_PROMPT_. Copy out the rows below without any changes, starting at the row that contains "title: BATTLE OF" and ending at the row that contains "compass: [1221, 406, 1439, 573]", with both of those rows included.

_MATERIAL SUPPLIED_.
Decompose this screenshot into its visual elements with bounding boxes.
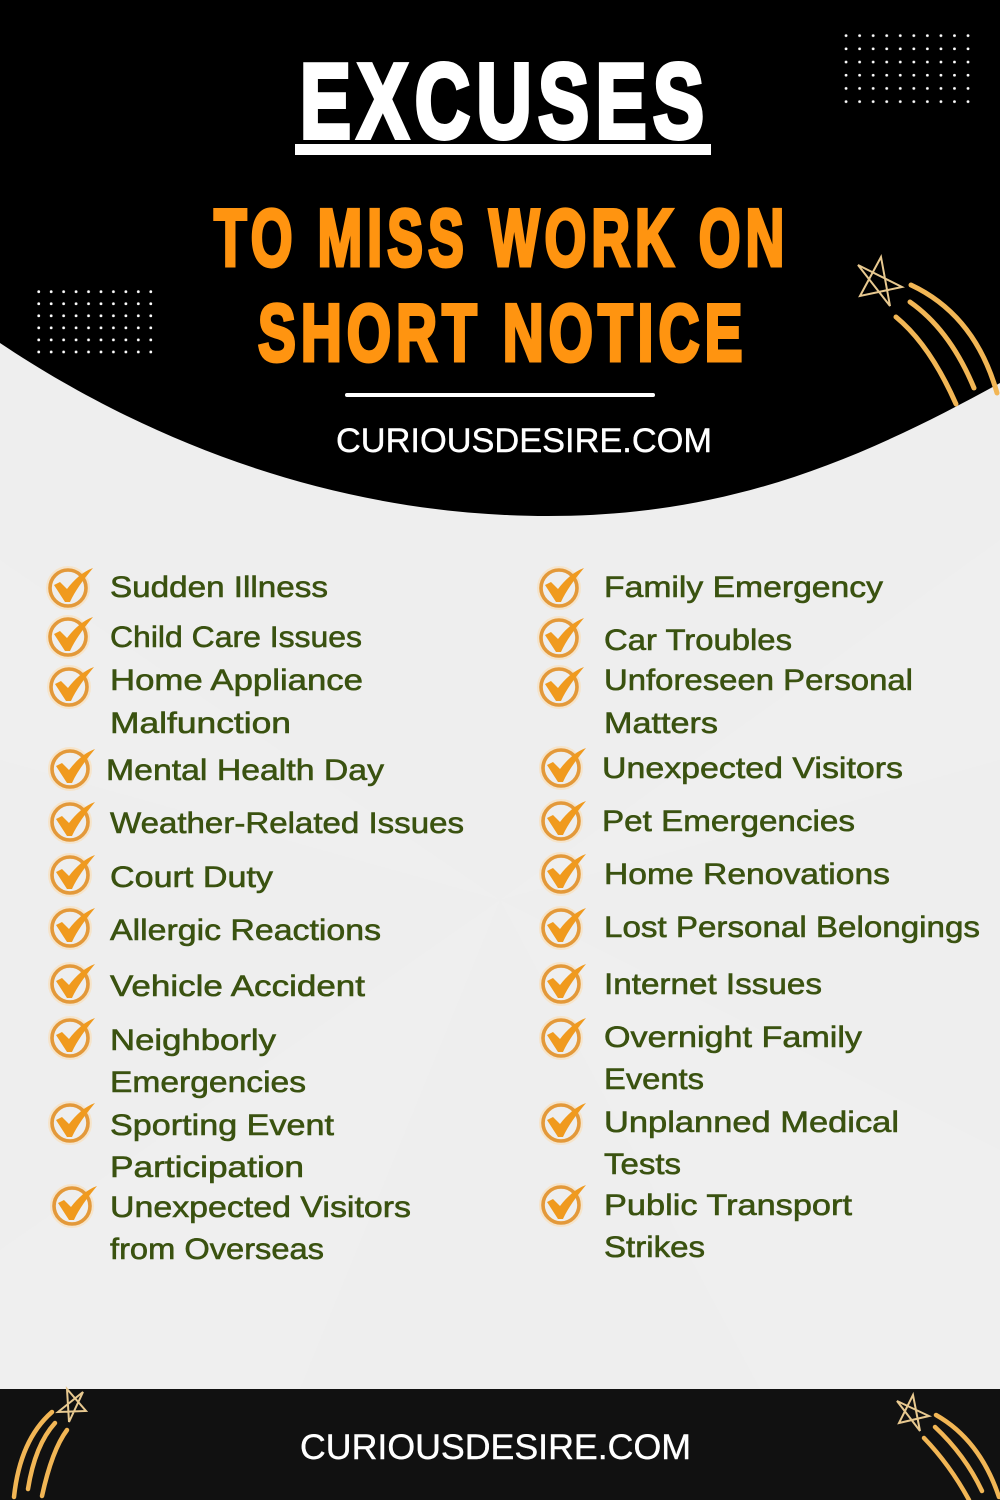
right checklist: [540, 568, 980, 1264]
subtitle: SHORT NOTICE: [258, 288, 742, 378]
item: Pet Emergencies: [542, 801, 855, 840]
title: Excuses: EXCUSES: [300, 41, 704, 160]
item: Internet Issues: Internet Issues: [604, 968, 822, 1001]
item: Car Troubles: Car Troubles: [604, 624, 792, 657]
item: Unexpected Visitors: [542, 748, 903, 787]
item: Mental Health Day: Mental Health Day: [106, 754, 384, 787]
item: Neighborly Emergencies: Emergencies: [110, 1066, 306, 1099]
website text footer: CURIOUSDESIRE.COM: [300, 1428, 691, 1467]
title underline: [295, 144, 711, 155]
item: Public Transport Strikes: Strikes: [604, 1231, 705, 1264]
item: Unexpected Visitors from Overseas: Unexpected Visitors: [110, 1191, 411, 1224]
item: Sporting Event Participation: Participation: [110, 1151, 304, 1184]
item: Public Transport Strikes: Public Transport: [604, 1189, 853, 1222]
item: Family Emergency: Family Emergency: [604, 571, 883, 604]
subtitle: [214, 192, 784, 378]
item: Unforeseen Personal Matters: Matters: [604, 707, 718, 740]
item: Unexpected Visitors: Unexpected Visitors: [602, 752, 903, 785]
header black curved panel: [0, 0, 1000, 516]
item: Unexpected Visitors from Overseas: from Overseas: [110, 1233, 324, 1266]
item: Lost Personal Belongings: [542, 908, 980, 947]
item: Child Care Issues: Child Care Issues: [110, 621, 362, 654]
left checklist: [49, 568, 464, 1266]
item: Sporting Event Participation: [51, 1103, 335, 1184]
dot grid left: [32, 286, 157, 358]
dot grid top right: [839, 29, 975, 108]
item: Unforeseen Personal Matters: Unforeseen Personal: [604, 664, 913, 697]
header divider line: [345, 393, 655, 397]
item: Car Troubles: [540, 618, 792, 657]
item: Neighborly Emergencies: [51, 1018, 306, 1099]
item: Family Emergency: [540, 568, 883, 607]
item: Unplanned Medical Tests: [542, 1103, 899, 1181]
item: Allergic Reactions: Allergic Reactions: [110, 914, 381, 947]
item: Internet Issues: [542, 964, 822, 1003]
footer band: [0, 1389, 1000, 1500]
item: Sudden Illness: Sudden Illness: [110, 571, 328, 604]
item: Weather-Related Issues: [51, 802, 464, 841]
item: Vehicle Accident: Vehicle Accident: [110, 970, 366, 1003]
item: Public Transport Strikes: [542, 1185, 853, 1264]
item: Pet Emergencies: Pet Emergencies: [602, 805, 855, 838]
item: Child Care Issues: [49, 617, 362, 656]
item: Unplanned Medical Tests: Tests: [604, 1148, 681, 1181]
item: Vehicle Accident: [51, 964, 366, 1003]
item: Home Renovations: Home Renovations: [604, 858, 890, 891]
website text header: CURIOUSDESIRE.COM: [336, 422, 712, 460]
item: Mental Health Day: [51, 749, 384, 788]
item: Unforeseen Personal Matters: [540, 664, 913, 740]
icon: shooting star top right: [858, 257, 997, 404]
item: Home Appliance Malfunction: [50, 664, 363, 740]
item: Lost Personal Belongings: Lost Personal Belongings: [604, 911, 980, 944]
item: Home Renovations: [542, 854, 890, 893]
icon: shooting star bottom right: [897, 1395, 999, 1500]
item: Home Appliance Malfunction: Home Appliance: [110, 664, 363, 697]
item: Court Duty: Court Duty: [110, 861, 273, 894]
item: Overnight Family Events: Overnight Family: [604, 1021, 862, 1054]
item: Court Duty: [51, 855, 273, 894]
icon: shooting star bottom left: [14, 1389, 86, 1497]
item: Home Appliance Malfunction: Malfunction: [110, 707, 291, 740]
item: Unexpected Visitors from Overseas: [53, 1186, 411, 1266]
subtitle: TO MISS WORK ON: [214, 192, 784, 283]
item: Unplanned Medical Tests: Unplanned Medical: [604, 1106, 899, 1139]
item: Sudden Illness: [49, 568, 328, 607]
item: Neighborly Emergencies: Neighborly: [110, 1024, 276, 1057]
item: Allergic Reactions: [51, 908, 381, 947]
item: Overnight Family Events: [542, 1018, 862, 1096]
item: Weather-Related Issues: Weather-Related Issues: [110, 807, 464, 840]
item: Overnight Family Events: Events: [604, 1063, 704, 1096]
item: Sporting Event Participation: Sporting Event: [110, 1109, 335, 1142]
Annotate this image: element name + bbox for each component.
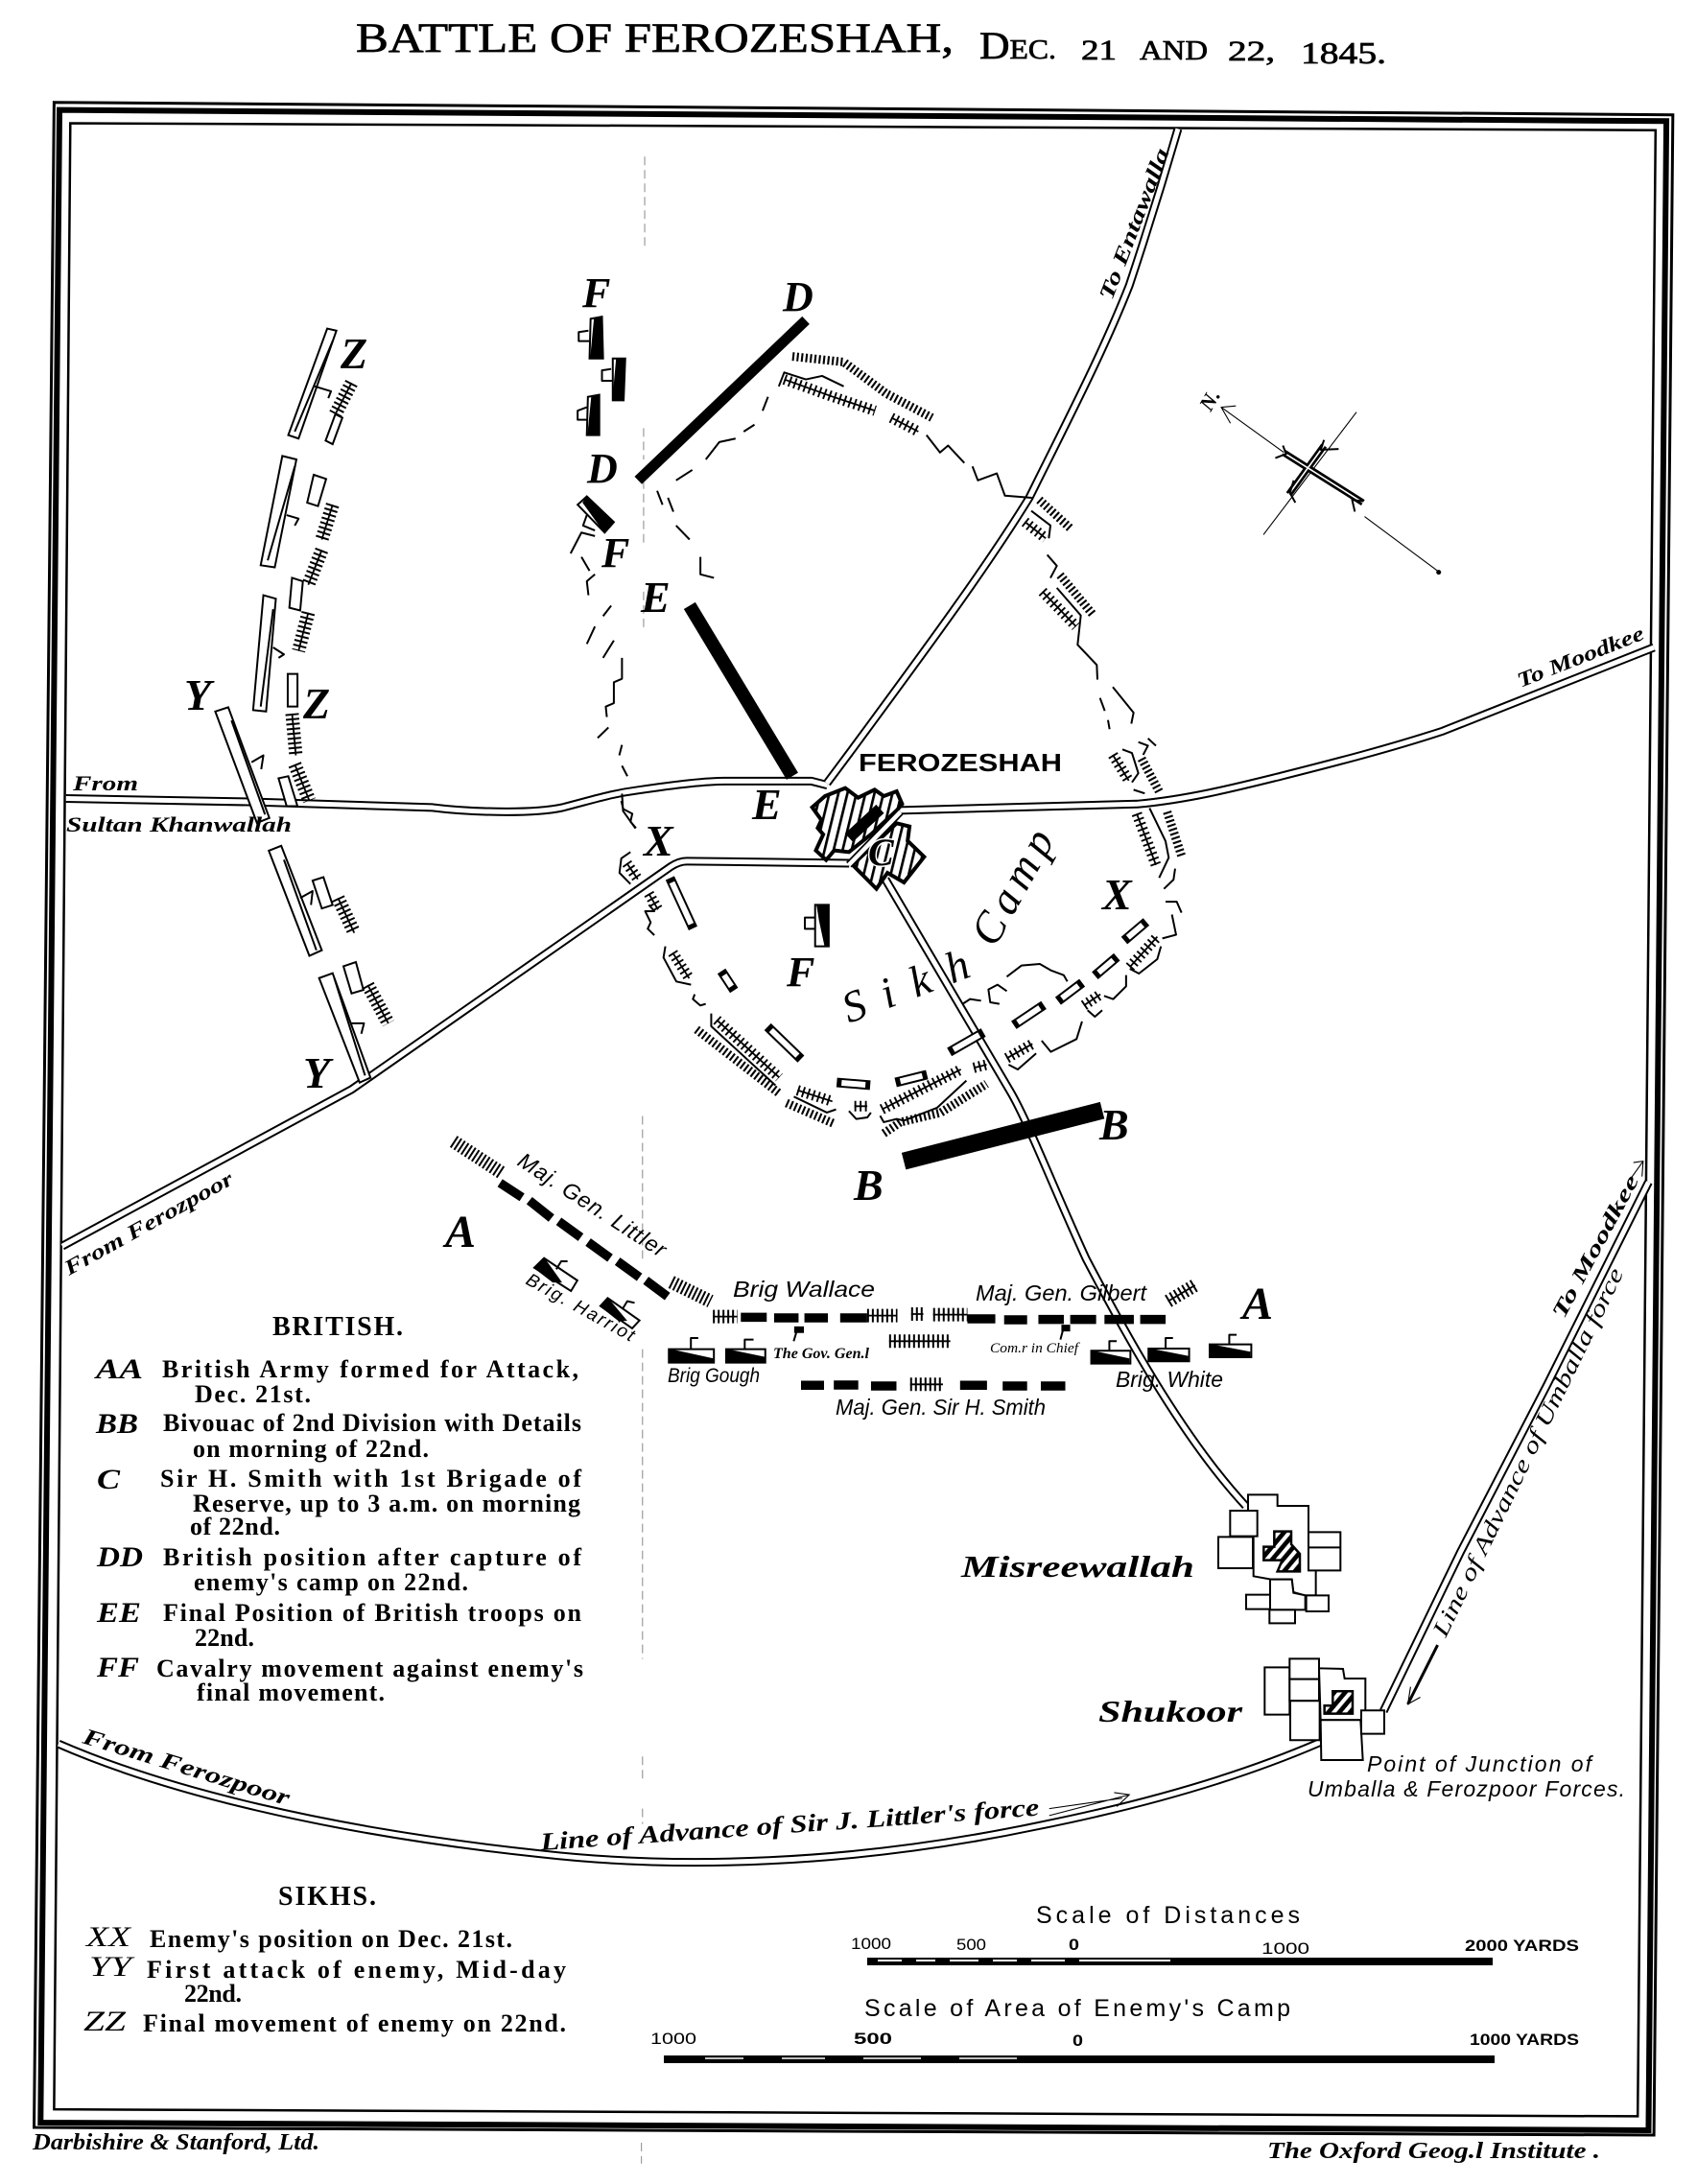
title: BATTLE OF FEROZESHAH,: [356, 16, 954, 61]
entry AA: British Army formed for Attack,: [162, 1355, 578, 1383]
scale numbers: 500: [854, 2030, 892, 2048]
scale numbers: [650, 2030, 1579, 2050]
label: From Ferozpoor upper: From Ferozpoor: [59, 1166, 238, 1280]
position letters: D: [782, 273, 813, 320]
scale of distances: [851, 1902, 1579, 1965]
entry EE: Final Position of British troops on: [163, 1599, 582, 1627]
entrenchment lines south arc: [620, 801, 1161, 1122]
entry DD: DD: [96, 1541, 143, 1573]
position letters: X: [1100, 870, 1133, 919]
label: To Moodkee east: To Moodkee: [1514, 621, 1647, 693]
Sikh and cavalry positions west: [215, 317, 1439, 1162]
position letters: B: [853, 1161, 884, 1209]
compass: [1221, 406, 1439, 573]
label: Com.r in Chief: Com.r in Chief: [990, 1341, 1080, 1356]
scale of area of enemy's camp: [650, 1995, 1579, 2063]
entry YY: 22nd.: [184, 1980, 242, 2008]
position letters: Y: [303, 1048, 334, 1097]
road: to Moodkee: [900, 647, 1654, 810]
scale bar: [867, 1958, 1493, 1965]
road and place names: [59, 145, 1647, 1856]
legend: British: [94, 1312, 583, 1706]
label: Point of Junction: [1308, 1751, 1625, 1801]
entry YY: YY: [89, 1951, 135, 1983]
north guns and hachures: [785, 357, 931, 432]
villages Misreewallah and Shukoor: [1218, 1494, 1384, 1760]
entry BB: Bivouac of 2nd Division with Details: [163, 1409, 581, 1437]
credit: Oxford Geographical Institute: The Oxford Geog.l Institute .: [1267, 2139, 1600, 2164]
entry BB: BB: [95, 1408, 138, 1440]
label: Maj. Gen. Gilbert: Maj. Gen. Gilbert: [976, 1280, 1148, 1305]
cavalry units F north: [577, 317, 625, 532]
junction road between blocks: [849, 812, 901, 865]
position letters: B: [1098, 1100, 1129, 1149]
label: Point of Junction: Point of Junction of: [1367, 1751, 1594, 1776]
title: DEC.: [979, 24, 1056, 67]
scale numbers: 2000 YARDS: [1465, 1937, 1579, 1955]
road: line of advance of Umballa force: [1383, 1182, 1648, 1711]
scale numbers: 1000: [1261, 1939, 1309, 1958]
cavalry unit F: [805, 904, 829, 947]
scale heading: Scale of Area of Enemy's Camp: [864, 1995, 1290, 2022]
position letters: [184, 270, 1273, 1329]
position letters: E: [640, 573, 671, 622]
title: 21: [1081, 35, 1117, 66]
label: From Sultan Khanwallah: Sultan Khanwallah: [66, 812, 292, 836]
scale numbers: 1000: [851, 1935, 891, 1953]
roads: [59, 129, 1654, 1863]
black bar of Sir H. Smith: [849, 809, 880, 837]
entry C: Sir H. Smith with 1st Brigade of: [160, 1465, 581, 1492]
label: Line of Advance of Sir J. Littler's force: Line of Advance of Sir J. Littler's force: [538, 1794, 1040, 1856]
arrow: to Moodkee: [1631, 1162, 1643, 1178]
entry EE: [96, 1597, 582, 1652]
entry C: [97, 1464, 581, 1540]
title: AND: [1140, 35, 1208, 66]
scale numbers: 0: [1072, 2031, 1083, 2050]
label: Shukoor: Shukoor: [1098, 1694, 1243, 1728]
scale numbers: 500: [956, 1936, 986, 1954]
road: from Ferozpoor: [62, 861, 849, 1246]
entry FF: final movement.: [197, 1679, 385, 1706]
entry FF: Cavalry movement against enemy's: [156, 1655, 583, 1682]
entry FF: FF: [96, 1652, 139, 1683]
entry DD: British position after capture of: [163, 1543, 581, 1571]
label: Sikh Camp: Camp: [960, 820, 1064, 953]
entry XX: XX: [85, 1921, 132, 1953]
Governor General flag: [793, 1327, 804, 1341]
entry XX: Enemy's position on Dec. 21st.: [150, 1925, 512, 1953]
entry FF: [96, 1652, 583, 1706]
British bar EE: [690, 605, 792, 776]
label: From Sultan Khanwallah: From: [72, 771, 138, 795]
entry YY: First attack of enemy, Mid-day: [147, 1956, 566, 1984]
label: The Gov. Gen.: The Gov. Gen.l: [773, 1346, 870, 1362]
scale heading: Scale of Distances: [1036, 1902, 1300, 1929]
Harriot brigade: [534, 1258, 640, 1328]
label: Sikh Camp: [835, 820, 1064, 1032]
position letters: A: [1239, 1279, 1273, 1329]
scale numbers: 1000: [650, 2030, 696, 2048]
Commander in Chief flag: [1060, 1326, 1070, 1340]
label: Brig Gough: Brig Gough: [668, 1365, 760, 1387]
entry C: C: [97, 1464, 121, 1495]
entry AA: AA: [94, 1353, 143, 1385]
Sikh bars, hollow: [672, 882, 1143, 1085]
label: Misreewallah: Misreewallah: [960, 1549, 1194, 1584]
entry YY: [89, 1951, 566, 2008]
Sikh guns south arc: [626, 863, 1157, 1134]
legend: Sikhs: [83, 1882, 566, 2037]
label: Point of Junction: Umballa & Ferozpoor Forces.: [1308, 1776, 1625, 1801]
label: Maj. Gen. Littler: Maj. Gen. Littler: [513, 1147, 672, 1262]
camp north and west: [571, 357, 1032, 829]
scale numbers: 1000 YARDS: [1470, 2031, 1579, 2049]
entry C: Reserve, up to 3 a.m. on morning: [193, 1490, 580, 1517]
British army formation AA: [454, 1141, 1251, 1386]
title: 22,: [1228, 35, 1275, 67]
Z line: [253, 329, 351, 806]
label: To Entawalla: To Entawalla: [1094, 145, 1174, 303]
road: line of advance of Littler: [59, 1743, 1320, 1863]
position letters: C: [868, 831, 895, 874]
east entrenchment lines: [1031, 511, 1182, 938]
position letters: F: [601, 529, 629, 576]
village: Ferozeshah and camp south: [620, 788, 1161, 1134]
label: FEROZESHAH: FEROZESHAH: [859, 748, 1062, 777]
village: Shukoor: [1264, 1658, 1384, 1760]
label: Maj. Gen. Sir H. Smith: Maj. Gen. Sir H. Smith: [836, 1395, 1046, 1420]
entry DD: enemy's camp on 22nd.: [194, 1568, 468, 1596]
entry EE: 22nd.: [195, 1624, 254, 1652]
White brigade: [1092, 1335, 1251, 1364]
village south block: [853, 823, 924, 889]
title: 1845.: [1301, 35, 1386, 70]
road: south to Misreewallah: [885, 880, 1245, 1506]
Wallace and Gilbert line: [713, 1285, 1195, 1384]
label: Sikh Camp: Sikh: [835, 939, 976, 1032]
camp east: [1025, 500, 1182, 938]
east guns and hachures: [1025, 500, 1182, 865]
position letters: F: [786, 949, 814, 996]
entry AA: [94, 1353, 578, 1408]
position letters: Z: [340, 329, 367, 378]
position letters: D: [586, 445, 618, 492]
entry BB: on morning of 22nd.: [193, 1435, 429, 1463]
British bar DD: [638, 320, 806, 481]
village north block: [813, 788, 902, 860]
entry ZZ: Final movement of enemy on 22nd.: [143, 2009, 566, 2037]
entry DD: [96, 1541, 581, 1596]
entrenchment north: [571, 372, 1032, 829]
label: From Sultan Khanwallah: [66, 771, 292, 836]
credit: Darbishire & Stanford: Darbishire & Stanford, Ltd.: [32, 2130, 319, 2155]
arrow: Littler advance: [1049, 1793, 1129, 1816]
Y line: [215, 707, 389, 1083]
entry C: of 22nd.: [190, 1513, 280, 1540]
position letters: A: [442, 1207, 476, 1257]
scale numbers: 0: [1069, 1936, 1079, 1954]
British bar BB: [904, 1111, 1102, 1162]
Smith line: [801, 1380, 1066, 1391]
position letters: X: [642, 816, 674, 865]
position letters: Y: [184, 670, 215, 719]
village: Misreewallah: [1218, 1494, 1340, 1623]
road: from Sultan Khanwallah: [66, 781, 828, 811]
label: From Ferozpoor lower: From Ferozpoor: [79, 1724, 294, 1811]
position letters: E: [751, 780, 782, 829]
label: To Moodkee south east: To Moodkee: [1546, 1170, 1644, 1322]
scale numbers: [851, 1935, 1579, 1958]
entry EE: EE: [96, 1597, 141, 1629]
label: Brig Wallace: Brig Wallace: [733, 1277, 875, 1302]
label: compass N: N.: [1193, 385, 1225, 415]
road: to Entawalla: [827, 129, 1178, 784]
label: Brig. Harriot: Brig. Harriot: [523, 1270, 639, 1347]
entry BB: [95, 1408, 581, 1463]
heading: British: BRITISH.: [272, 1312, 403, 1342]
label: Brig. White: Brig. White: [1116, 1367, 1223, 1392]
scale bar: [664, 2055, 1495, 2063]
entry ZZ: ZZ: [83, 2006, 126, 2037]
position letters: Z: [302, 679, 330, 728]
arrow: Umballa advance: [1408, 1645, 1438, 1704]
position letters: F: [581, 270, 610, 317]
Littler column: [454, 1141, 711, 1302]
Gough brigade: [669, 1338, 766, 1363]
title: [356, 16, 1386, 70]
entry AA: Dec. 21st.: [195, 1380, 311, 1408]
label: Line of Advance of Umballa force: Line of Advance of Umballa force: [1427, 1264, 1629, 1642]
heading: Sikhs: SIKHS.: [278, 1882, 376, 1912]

_THE RESULT_.
title: BATTLE OF FEROZESHAH,: [356, 16, 954, 61]
entry AA: British Army formed for Attack,: [162, 1355, 578, 1383]
scale numbers: 500: [854, 2030, 892, 2048]
scale numbers: [650, 2030, 1579, 2050]
label: From Ferozpoor upper: From Ferozpoor: [59, 1166, 238, 1280]
position letters: D: [782, 273, 813, 320]
scale of distances: [851, 1902, 1579, 1965]
entry EE: Final Position of British troops on: [163, 1599, 582, 1627]
entrenchment lines south arc: [620, 801, 1161, 1122]
entry DD: DD: [96, 1541, 143, 1573]
position letters: X: [1100, 870, 1133, 919]
label: To Moodkee east: To Moodkee: [1514, 621, 1647, 693]
Sikh and cavalry positions west: [215, 317, 1439, 1162]
position letters: B: [853, 1161, 884, 1209]
compass: [1221, 406, 1439, 573]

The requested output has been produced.